*Task requirements*. The material below should be written out in full and exactly; pictures stay out of the copy.

*Provided records*.
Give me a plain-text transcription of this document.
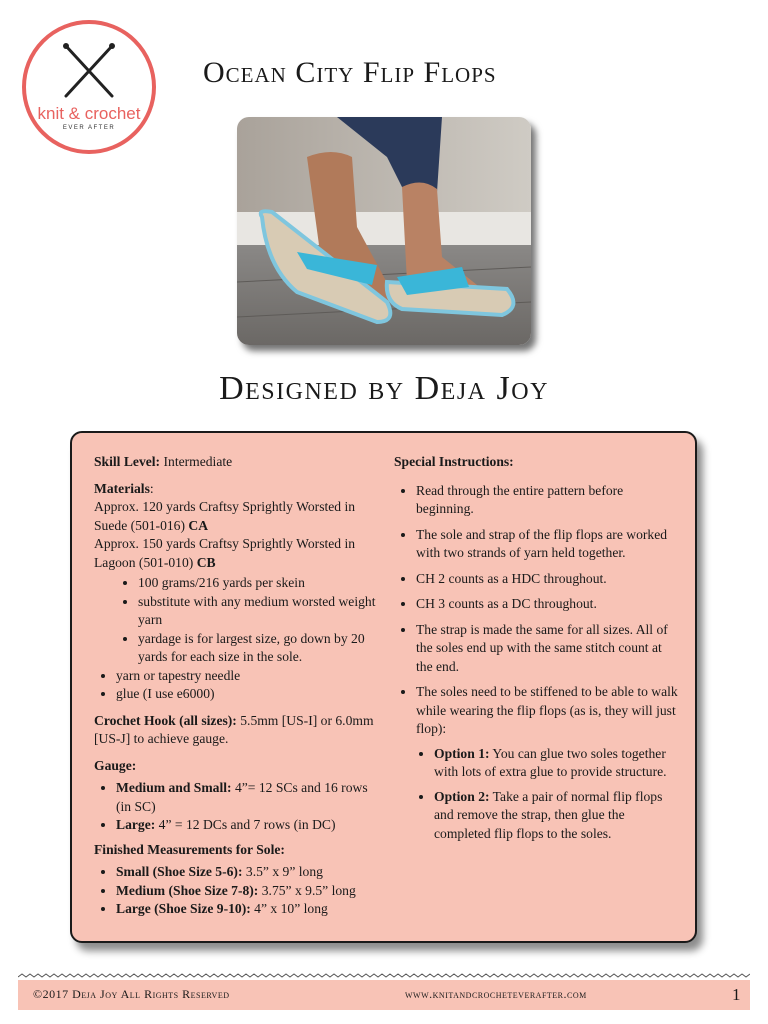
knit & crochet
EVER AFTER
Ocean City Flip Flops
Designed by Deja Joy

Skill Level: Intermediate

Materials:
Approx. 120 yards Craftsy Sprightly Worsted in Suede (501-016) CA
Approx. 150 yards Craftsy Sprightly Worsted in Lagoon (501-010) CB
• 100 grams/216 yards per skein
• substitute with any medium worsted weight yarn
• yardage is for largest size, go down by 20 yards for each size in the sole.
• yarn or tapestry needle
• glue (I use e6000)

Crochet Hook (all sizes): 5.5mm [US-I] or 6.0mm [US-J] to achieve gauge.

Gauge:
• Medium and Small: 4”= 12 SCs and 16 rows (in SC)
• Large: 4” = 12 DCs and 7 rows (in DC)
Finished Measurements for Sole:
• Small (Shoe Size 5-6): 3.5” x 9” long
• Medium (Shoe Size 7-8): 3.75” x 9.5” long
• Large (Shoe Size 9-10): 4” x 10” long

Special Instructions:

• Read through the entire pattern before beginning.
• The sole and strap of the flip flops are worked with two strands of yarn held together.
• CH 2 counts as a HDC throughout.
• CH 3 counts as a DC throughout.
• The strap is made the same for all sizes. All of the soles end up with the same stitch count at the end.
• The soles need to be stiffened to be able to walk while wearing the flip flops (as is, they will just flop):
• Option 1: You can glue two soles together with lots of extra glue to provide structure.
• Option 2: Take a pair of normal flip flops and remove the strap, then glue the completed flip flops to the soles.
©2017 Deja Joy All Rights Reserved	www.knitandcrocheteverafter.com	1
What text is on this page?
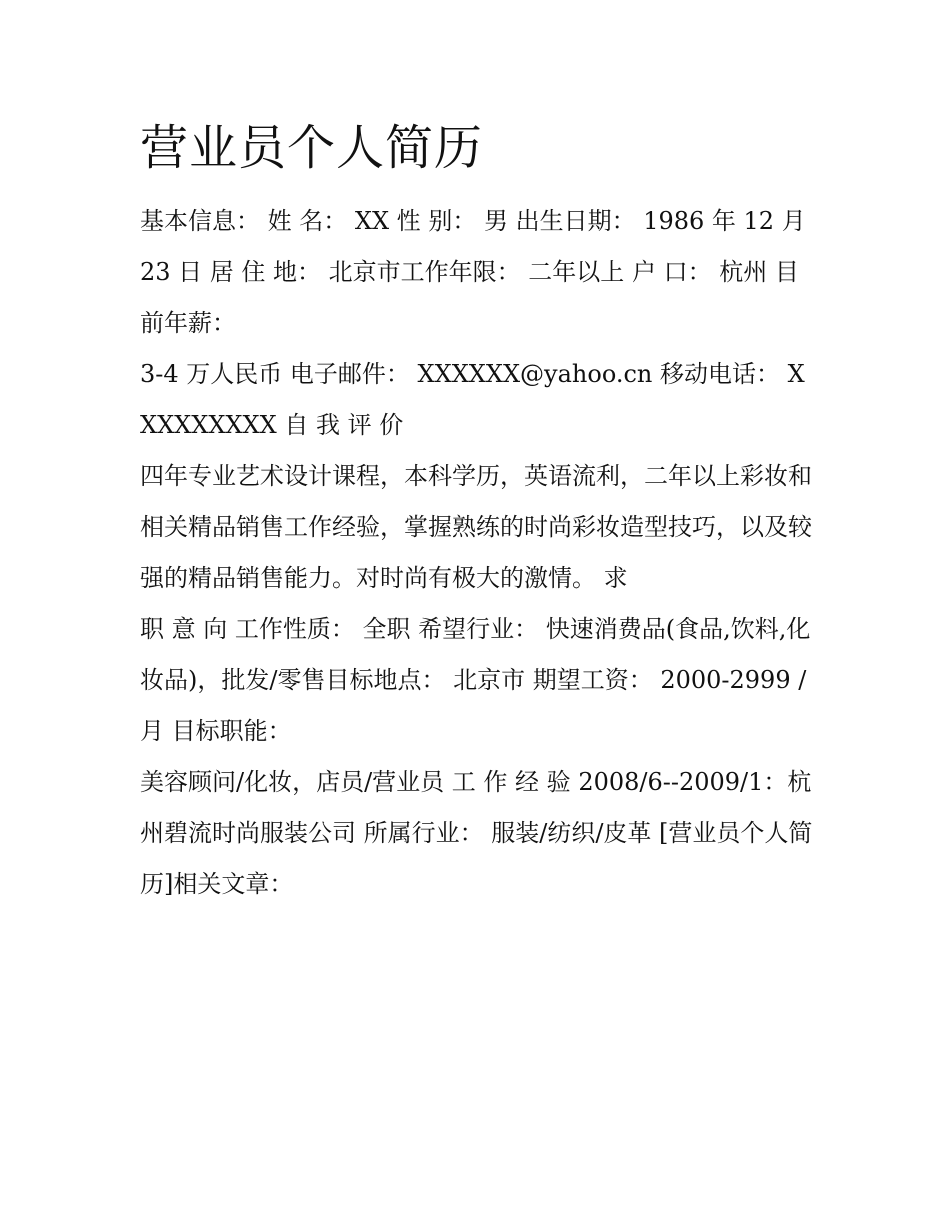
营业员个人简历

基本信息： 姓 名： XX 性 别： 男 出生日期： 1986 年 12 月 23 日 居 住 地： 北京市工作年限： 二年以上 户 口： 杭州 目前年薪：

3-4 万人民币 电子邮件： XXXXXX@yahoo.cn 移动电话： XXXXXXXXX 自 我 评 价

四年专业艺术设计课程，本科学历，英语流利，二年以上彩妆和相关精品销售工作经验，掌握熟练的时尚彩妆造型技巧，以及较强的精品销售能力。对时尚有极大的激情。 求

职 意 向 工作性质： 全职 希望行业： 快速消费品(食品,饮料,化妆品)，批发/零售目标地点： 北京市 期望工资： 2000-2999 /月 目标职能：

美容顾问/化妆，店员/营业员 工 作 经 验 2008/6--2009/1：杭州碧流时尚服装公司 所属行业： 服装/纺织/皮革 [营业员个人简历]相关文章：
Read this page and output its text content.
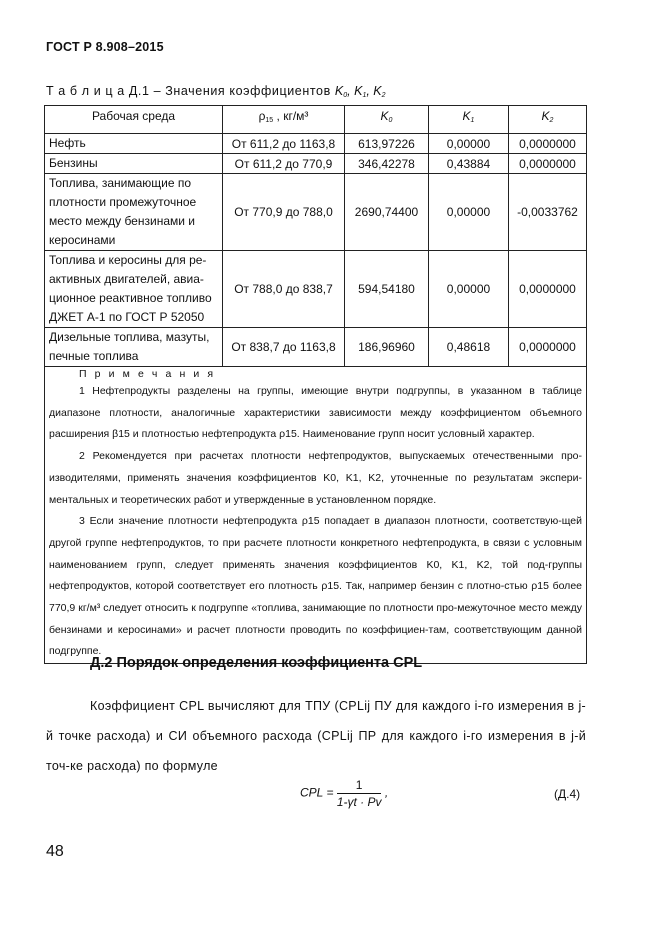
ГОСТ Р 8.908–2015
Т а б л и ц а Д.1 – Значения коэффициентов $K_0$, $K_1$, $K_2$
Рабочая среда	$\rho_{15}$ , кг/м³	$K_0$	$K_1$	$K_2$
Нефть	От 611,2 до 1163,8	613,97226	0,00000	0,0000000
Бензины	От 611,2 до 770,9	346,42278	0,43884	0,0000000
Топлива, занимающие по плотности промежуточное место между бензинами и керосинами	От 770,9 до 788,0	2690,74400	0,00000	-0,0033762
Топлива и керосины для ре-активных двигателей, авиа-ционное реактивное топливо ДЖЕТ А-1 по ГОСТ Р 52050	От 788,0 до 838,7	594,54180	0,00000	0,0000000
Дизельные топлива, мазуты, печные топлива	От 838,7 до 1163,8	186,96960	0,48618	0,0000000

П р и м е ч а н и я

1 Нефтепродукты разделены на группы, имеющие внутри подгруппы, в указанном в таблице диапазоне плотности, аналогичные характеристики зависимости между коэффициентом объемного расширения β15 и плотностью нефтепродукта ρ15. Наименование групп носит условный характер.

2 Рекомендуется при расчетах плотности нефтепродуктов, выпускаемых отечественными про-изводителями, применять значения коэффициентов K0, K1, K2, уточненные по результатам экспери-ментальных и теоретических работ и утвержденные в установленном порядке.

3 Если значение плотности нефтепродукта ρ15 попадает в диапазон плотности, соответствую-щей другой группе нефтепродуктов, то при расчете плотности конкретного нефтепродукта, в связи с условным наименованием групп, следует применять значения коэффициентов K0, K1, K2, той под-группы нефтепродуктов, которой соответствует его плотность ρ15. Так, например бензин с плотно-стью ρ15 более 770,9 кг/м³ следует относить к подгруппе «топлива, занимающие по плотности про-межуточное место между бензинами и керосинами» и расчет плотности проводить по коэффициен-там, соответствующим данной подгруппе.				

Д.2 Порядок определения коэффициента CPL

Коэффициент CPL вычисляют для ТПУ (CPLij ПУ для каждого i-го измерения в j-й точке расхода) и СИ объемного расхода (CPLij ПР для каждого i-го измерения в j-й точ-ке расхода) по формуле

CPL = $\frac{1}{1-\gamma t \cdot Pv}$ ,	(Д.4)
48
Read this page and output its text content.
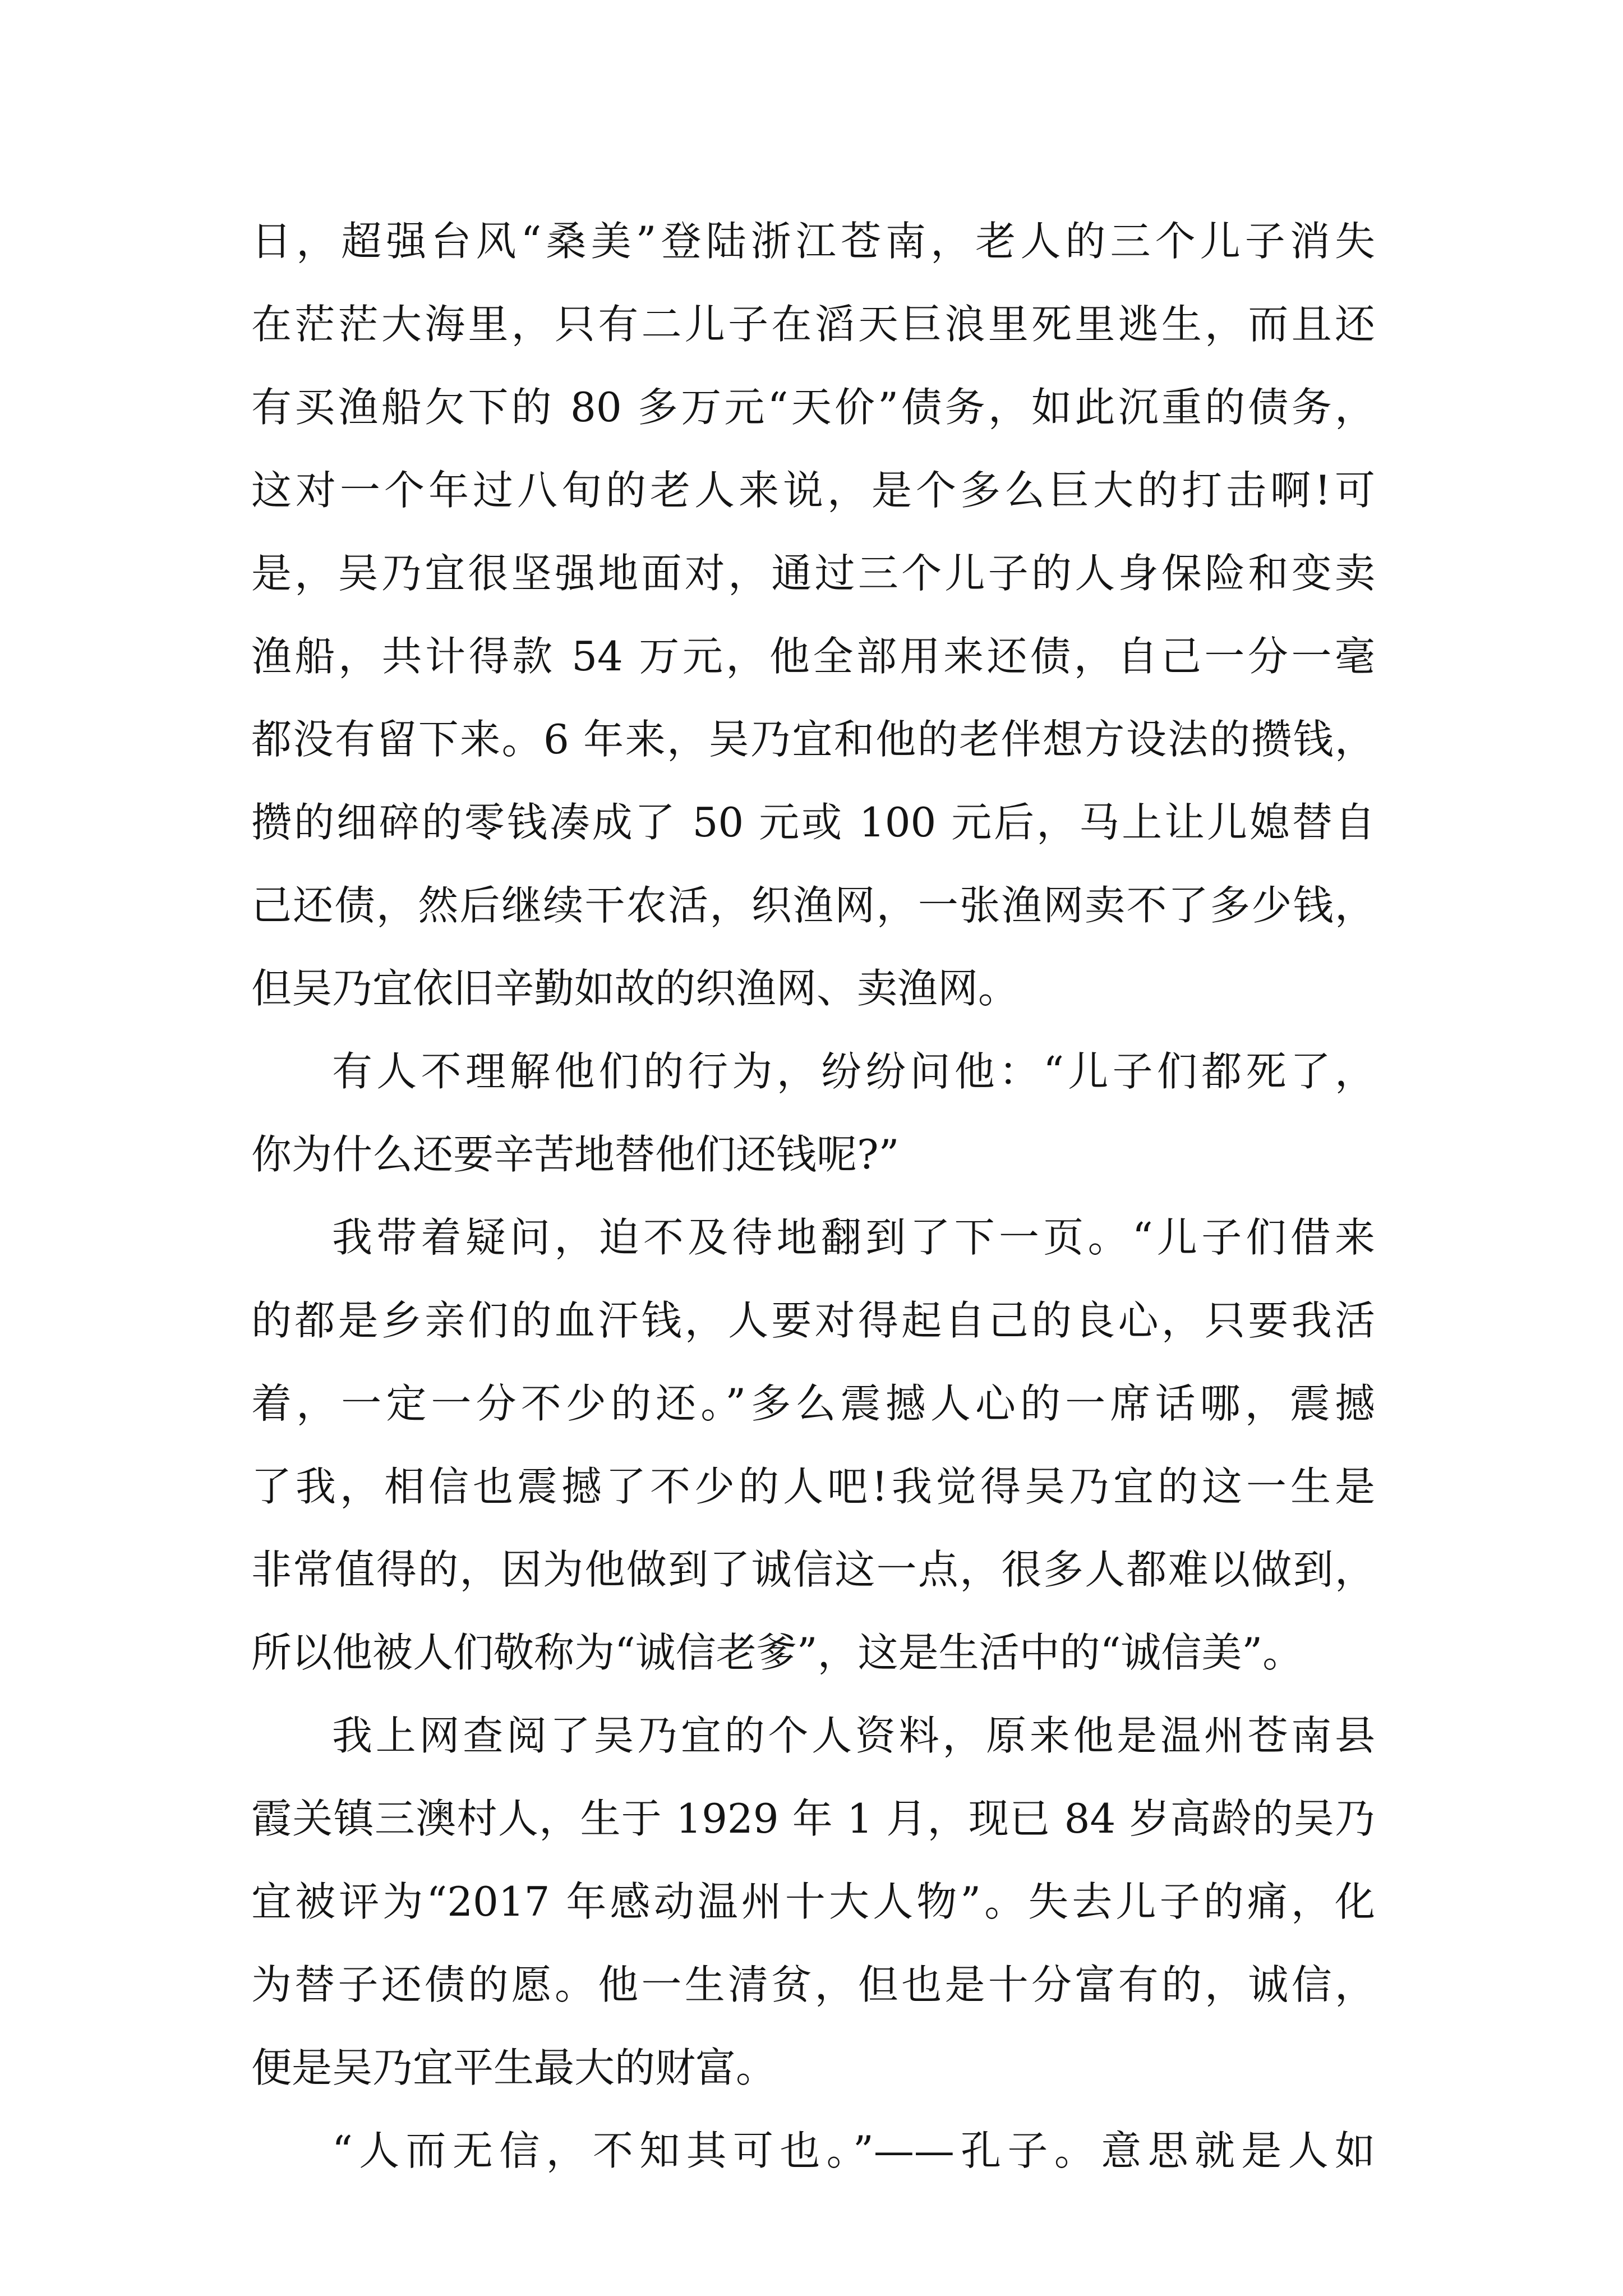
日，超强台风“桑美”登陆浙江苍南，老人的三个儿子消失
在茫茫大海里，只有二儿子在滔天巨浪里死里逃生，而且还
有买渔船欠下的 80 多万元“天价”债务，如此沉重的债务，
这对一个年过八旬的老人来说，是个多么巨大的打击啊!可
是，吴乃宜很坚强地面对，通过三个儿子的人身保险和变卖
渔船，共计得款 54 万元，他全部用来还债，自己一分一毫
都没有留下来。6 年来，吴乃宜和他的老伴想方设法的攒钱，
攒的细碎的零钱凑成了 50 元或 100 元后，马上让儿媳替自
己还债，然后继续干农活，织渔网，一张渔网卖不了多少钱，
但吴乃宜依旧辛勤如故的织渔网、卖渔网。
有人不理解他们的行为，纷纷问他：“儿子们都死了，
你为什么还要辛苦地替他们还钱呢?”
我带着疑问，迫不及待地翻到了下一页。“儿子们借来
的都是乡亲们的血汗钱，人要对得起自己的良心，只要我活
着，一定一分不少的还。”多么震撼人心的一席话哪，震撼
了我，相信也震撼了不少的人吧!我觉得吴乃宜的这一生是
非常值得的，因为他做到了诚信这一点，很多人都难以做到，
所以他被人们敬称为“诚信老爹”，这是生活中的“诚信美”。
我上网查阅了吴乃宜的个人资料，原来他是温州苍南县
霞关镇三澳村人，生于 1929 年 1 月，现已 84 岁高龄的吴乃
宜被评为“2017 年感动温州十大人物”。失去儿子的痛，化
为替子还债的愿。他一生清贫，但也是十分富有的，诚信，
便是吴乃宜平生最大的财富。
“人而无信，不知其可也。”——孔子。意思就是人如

*Solution to the problem*.
Give me a plain-text transcription of this document.
knit & crochet
EVER AFTER
Ocean City Flip Flops
Designed by Deja Joy

Skill Level: Intermediate

Materials:
Approx. 120 yards Craftsy Sprightly Worsted in Suede (501-016) CA
Approx. 150 yards Craftsy Sprightly Worsted in Lagoon (501-010) CB
• 100 grams/216 yards per skein
• substitute with any medium worsted weight yarn
• yardage is for largest size, go down by 20 yards for each size in the sole.
• yarn or tapestry needle
• glue (I use e6000)

Crochet Hook (all sizes): 5.5mm [US-I] or 6.0mm [US-J] to achieve gauge.

Gauge:
• Medium and Small: 4”= 12 SCs and 16 rows (in SC)
• Large: 4” = 12 DCs and 7 rows (in DC)
Finished Measurements for Sole:
• Small (Shoe Size 5-6): 3.5” x 9” long
• Medium (Shoe Size 7-8): 3.75” x 9.5” long
• Large (Shoe Size 9-10): 4” x 10” long

Special Instructions:

• Read through the entire pattern before beginning.
• The sole and strap of the flip flops are worked with two strands of yarn held together.
• CH 2 counts as a HDC throughout.
• CH 3 counts as a DC throughout.
• The strap is made the same for all sizes. All of the soles end up with the same stitch count at the end.
• The soles need to be stiffened to be able to walk while wearing the flip flops (as is, they will just flop):
• Option 1: You can glue two soles together with lots of extra glue to provide structure.
• Option 2: Take a pair of normal flip flops and remove the strap, then glue the completed flip flops to the soles.
©2017 Deja Joy All Rights Reserved	www.knitandcrocheteverafter.com	1
What text is on this page?
营业员个人简历

基本信息： 姓 名： XX 性 别： 男 出生日期： 1986 年 12 月 23 日 居 住 地： 北京市工作年限： 二年以上 户 口： 杭州 目前年薪：

3-4 万人民币 电子邮件： XXXXXX@yahoo.cn 移动电话： XXXXXXXXX 自 我 评 价

四年专业艺术设计课程，本科学历，英语流利，二年以上彩妆和相关精品销售工作经验，掌握熟练的时尚彩妆造型技巧，以及较强的精品销售能力。对时尚有极大的激情。 求

职 意 向 工作性质： 全职 希望行业： 快速消费品(食品,饮料,化妆品)，批发/零售目标地点： 北京市 期望工资： 2000-2999 /月 目标职能：

美容顾问/化妆，店员/营业员 工 作 经 验 2008/6--2009/1：杭州碧流时尚服装公司 所属行业： 服装/纺织/皮革 [营业员个人简历]相关文章：
Read this page and output its text content.
ГОСТ Р 8.908–2015
Т а б л и ц а Д.1 – Значения коэффициентов $K_0$, $K_1$, $K_2$
Рабочая среда	$\rho_{15}$ , кг/м³	$K_0$	$K_1$	$K_2$
Нефть	От 611,2 до 1163,8	613,97226	0,00000	0,0000000
Бензины	От 611,2 до 770,9	346,42278	0,43884	0,0000000
Топлива, занимающие по плотности промежуточное место между бензинами и керосинами	От 770,9 до 788,0	2690,74400	0,00000	-0,0033762
Топлива и керосины для ре-активных двигателей, авиа-ционное реактивное топливо ДЖЕТ А-1 по ГОСТ Р 52050	От 788,0 до 838,7	594,54180	0,00000	0,0000000
Дизельные топлива, мазуты, печные топлива	От 838,7 до 1163,8	186,96960	0,48618	0,0000000

П р и м е ч а н и я

1 Нефтепродукты разделены на группы, имеющие внутри подгруппы, в указанном в таблице диапазоне плотности, аналогичные характеристики зависимости между коэффициентом объемного расширения β15 и плотностью нефтепродукта ρ15. Наименование групп носит условный характер.

2 Рекомендуется при расчетах плотности нефтепродуктов, выпускаемых отечественными про-изводителями, применять значения коэффициентов K0, K1, K2, уточненные по результатам экспери-ментальных и теоретических работ и утвержденные в установленном порядке.

3 Если значение плотности нефтепродукта ρ15 попадает в диапазон плотности, соответствую-щей другой группе нефтепродуктов, то при расчете плотности конкретного нефтепродукта, в связи с условным наименованием групп, следует применять значения коэффициентов K0, K1, K2, той под-группы нефтепродуктов, которой соответствует его плотность ρ15. Так, например бензин с плотно-стью ρ15 более 770,9 кг/м³ следует относить к подгруппе «топлива, занимающие по плотности про-межуточное место между бензинами и керосинами» и расчет плотности проводить по коэффициен-там, соответствующим данной подгруппе.				

Д.2 Порядок определения коэффициента CPL

Коэффициент CPL вычисляют для ТПУ (CPLij ПУ для каждого i-го измерения в j-й точке расхода) и СИ объемного расхода (CPLij ПР для каждого i-го измерения в j-й точ-ке расхода) по формуле

CPL = $\frac{1}{1-\gamma t \cdot Pv}$ ,	(Д.4)
48
Read this page and output its text content.
日，超强台风“桑美”登陆浙江苍南，老人的三个儿子消失
在茫茫大海里，只有二儿子在滔天巨浪里死里逃生，而且还
有买渔船欠下的 80 多万元“天价”债务，如此沉重的债务，
这对一个年过八旬的老人来说，是个多么巨大的打击啊!可
是，吴乃宜很坚强地面对，通过三个儿子的人身保险和变卖
渔船，共计得款 54 万元，他全部用来还债，自己一分一毫
都没有留下来。6 年来，吴乃宜和他的老伴想方设法的攒钱，
攒的细碎的零钱凑成了 50 元或 100 元后，马上让儿媳替自
己还债，然后继续干农活，织渔网，一张渔网卖不了多少钱，
但吴乃宜依旧辛勤如故的织渔网、卖渔网。
有人不理解他们的行为，纷纷问他：“儿子们都死了，
你为什么还要辛苦地替他们还钱呢?”
我带着疑问，迫不及待地翻到了下一页。“儿子们借来
的都是乡亲们的血汗钱，人要对得起自己的良心，只要我活
着，一定一分不少的还。”多么震撼人心的一席话哪，震撼
了我，相信也震撼了不少的人吧!我觉得吴乃宜的这一生是
非常值得的，因为他做到了诚信这一点，很多人都难以做到，
所以他被人们敬称为“诚信老爹”，这是生活中的“诚信美”。
我上网查阅了吴乃宜的个人资料，原来他是温州苍南县
霞关镇三澳村人，生于 1929 年 1 月，现已 84 岁高龄的吴乃
宜被评为“2017 年感动温州十大人物”。失去儿子的痛，化
为替子还债的愿。他一生清贫，但也是十分富有的，诚信，
便是吴乃宜平生最大的财富。
“人而无信，不知其可也。”——孔子。意思就是人如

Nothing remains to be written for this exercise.